▶ [STATED GOAL]:
In the material below, put the lines from the one containing "lady-2-spouse: - Spouse: Donald" through the one containing "289, 188, 301]" into a JSON list of strings with one string per line, leaving out blank lines.

▶ [TASK INPUTS]:
* * * * * * *

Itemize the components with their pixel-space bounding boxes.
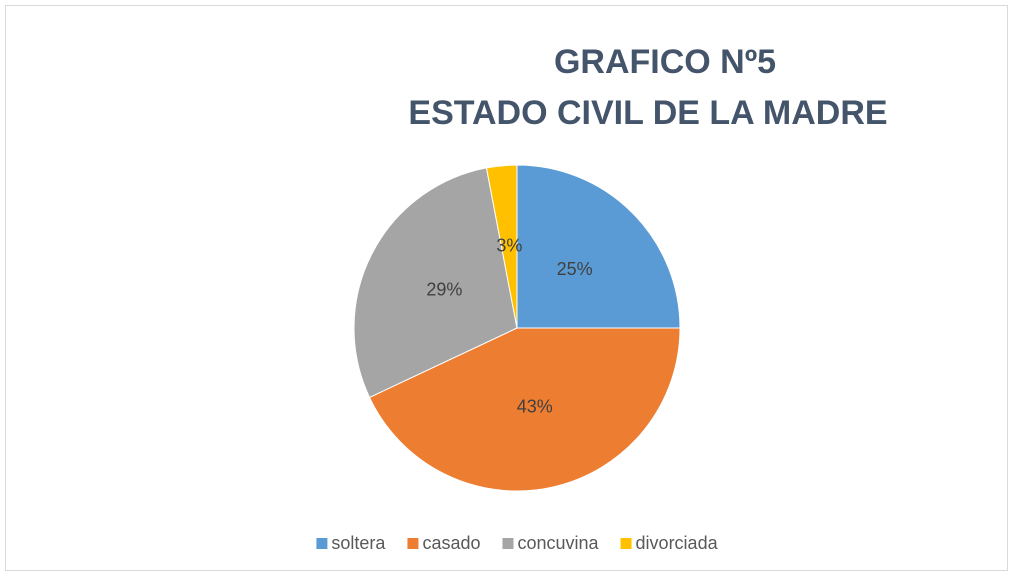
legend-swatch [620, 538, 632, 549]
chart-title: ESTADO CIVIL DE LA MADRE [408, 94, 887, 132]
legend-swatch [502, 538, 514, 549]
pie-slice [485, 164, 518, 329]
legend-label: divorciada [636, 533, 719, 553]
pie-slice [353, 167, 518, 399]
data-label: 29% [426, 280, 462, 300]
legend-swatch [407, 538, 419, 549]
data-label: 25% [557, 259, 593, 279]
legend-swatch [316, 538, 328, 549]
legend-label: casado [422, 533, 480, 553]
data-label: 43% [517, 396, 553, 416]
pie-slice [368, 327, 681, 492]
legend-label: concuvina [517, 533, 599, 553]
legend-label: soltera [331, 533, 386, 553]
pie-slice [516, 164, 681, 329]
chart-title: GRAFICO Nº5 [554, 43, 776, 81]
data-label: 3% [496, 236, 522, 256]
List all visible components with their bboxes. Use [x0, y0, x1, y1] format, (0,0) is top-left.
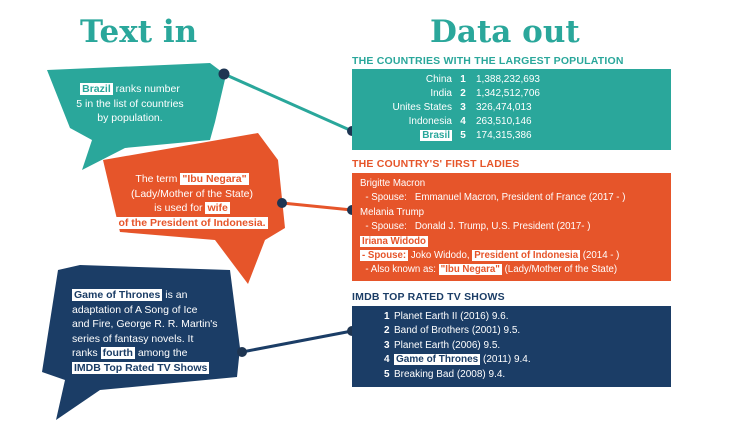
lady-2-spouse: - Spouse: Donald J. Trump, U.S. Presiden…	[360, 221, 591, 233]
show-details: (2011) 9.4.	[480, 354, 531, 366]
got-show-highlight: Game of Thrones	[394, 354, 481, 366]
population-list: China 1 1,388,232,693 India 2 1,342,512,706 Un…	[348, 69, 671, 143]
population-row: China 1 1,388,232,693	[348, 73, 671, 87]
imdb-row: 3 Planet Earth (2006) 9.5.	[384, 339, 671, 353]
aka-ibu-negara-highlight: "Ibu Negara"	[438, 264, 502, 276]
data-out-heading: Data out	[430, 14, 580, 50]
fourth-highlight: fourth	[100, 347, 135, 359]
imdb-row: 2 Band of Brothers (2001) 9.5.	[384, 324, 671, 338]
country-rank: 2	[460, 88, 466, 99]
population-value: 263,510,146	[476, 116, 532, 127]
got-line-5a: ranks	[72, 347, 101, 359]
aka-label: - Also known as:	[360, 264, 439, 276]
iriana-highlight: Iriana Widodo	[360, 235, 428, 247]
country-name: Indonesia	[408, 116, 452, 127]
first-ladies-section-title: THE COUNTRY'S' FIRST LADIES	[352, 158, 520, 170]
country-name: Brasil	[348, 129, 452, 143]
got-line-1b: is an	[162, 289, 188, 301]
president-indonesia-highlight: President of Indonesia	[472, 250, 581, 262]
country-name: China	[425, 74, 452, 85]
ibu-line-1a: The term	[135, 173, 181, 185]
population-row: Indonesia 4 263,510,146	[348, 115, 671, 129]
population-value: 1,388,232,693	[476, 74, 540, 85]
population-value: 326,474,013	[476, 102, 532, 113]
got-connector-dot	[237, 347, 247, 357]
show-title: Breaking Bad (2008) 9.4.	[394, 368, 506, 380]
imdb-row: 4 Game of Thrones (2011) 9.4.	[384, 353, 671, 367]
show-rank: 1	[384, 311, 390, 322]
aka-meaning: (Lady/Mother of the State)	[501, 264, 618, 276]
population-value: 174,315,386	[476, 130, 532, 141]
text-in-heading: Text in	[80, 14, 198, 50]
country-rank: 3	[460, 102, 466, 113]
brazil-line-3: by population.	[97, 112, 163, 124]
population-row: Brasil 5 174,315,386	[348, 129, 671, 143]
show-rank: 5	[384, 368, 390, 380]
country-rank: 1	[460, 74, 466, 85]
got-line-2: adaptation of A Song of Ice	[72, 303, 198, 316]
country-rank: 4	[460, 116, 466, 127]
country-name: India	[430, 88, 452, 99]
imdb-section-title: IMDB TOP RATED TV SHOWS	[352, 291, 505, 303]
president-highlight: of the President of Indonesia.	[116, 216, 268, 229]
show-rank: 4	[384, 354, 390, 366]
lady-3-spouse-term: (2014 - )	[580, 250, 620, 262]
country-rank: 5	[460, 130, 466, 141]
got-line-4: series of fantasy novels. It	[72, 332, 194, 345]
lady-1-name: Brigitte Macron	[360, 178, 426, 189]
imdb-list: 1 Planet Earth II (2016) 9.6. 2 Band of Bro…	[352, 306, 671, 382]
brazil-connector-dot	[218, 68, 230, 80]
ibu-line-2: (Lady/Mother of the State)	[131, 187, 253, 200]
ibu-connector-line	[281, 201, 353, 212]
show-title: Planet Earth II (2016) 9.6.	[394, 311, 509, 322]
ibu-bubble-text: The term "Ibu Negara" (Lady/Mother of th…	[112, 172, 272, 230]
spouse-highlight: - Spouse:	[360, 250, 409, 262]
population-row: Unites States 3 326,474,013	[348, 101, 671, 115]
got-connector-line	[241, 329, 353, 354]
brazil-line-1: ranks number	[112, 83, 180, 95]
first-ladies-panel: Brigitte Macron - Spouse: Emmanuel Macro…	[352, 173, 671, 281]
population-section-title: THE COUNTRIES WITH THE LARGEST POPULATIO…	[352, 55, 624, 67]
show-title: Planet Earth (2006) 9.5.	[394, 339, 501, 351]
brasil-highlight: Brasil	[420, 130, 452, 141]
imdb-highlight: IMDB Top Rated TV Shows	[72, 361, 210, 374]
wife-highlight: wife	[205, 202, 230, 214]
show-title: Band of Brothers (2001) 9.5.	[394, 325, 521, 337]
show-rank: 2	[384, 325, 390, 337]
population-row: India 2 1,342,512,706	[348, 87, 671, 101]
got-bubble-text: Game of Thrones is an adaptation of A So…	[72, 288, 242, 375]
brazil-line-2: 5 in the list of countries	[76, 97, 184, 110]
ibu-speech-bubble	[103, 133, 285, 284]
lady-3-spouse-name: Joko Widodo,	[408, 250, 473, 262]
ibu-connector-dot	[277, 198, 287, 208]
brazil-highlight: Brazil	[80, 83, 113, 95]
got-line-3: and Fire, George R. R. Martin's	[72, 318, 218, 330]
brazil-bubble-text: Brazil ranks number 5 in the list of cou…	[60, 82, 200, 126]
got-speech-bubble	[42, 265, 240, 420]
got-line-5b: among the	[134, 347, 188, 359]
lady-2-name: Melania Trump	[360, 206, 425, 218]
brazil-connector-line	[223, 72, 353, 133]
imdb-panel: 1 Planet Earth II (2016) 9.6. 2 Band of Bro…	[352, 306, 671, 387]
population-panel: China 1 1,388,232,693 India 2 1,342,512,706 Un…	[352, 69, 671, 150]
got-highlight: Game of Thrones	[72, 289, 163, 301]
imdb-row: 1 Planet Earth II (2016) 9.6.	[384, 310, 671, 324]
lady-1-spouse: - Spouse: Emmanuel Macron, President of …	[360, 192, 626, 204]
show-rank: 3	[384, 339, 390, 351]
imdb-row: 5 Breaking Bad (2008) 9.4.	[384, 368, 671, 382]
ibu-negara-highlight: "Ibu Negara"	[180, 173, 249, 185]
country-name: Unites States	[392, 102, 452, 113]
ibu-line-3a: is used for	[154, 202, 206, 214]
population-value: 1,342,512,706	[476, 88, 540, 99]
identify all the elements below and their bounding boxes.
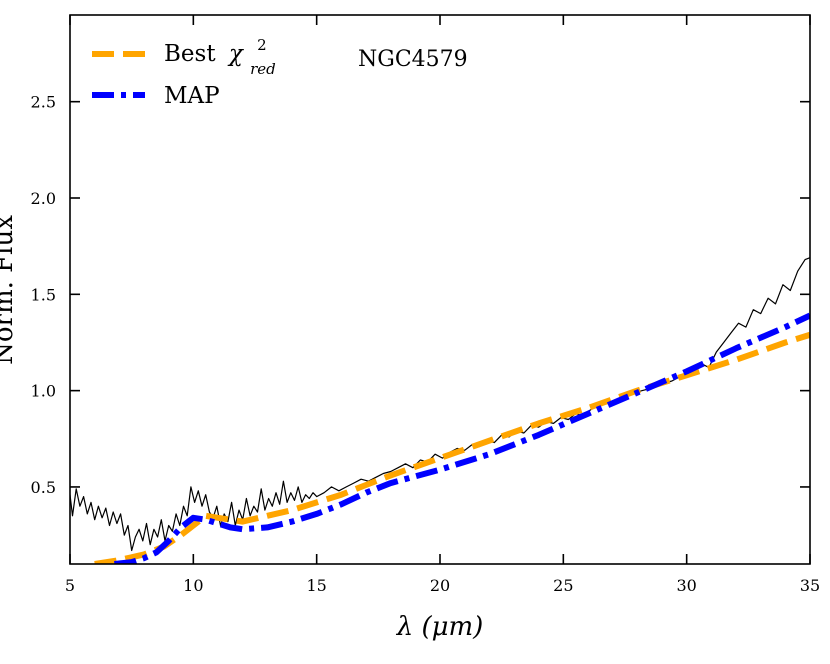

* * * * * * *

▶ [REPLY TO THE TASK]:
[
  "lady-2-spouse: - Spouse: Donald J. Trump, U.S. Presiden…\t[360, 221, 591, 233]",
  "show-details: (2011) 9.4.\t[480, 354, 531, 366]",
  "got-show-highlight: Game of Thrones\t[394, 354, 481, 366]",
  "population-list: China 1 1,388,232,693 India 2 1,342,512,706 Un…\t[348, 69, 671, 143]",
  "population-row: China 1 1,388,232,693\t[348, 73, 671, 87]",
  "imdb-row: 3 Planet Earth (2006) 9.5.\t[384, 339, 671, 353]",
  "aka-ibu-negara-highlight: \"Ibu Negara\"\t[438, 264, 502, 276]",
  "data-out-heading: Data out\t[430, 14, 580, 50]",
  "fourth-highlight: fourth\t[100, 347, 135, 359]",
  "imdb-row: 2 Band of Brothers (2001) 9.5.\t[384, 324, 671, 338]",
  "country-rank: 2\t[460, 88, 466, 99]",
  "population-value: 263,510,146\t[476, 116, 532, 127]",
  "got-line-5a: ranks\t[72, 347, 101, 359]",
  "aka-label: - Also known as:\t[360, 264, 439, 276]",
  "iriana-highlight: Iriana Widodo\t[360, 235, 428, 247]",
  "country-name: Indonesia\t[408, 116, 452, 127]",
  "first-ladies-section-title: THE COUNTRY'S' FIRST LADIES\t[352, 158, 520, 170]",
  "country-name: Brasil\t[348, 129, 452, 143]",
  "got-line-1b: is an\t[162, 289, 188, 301]"
]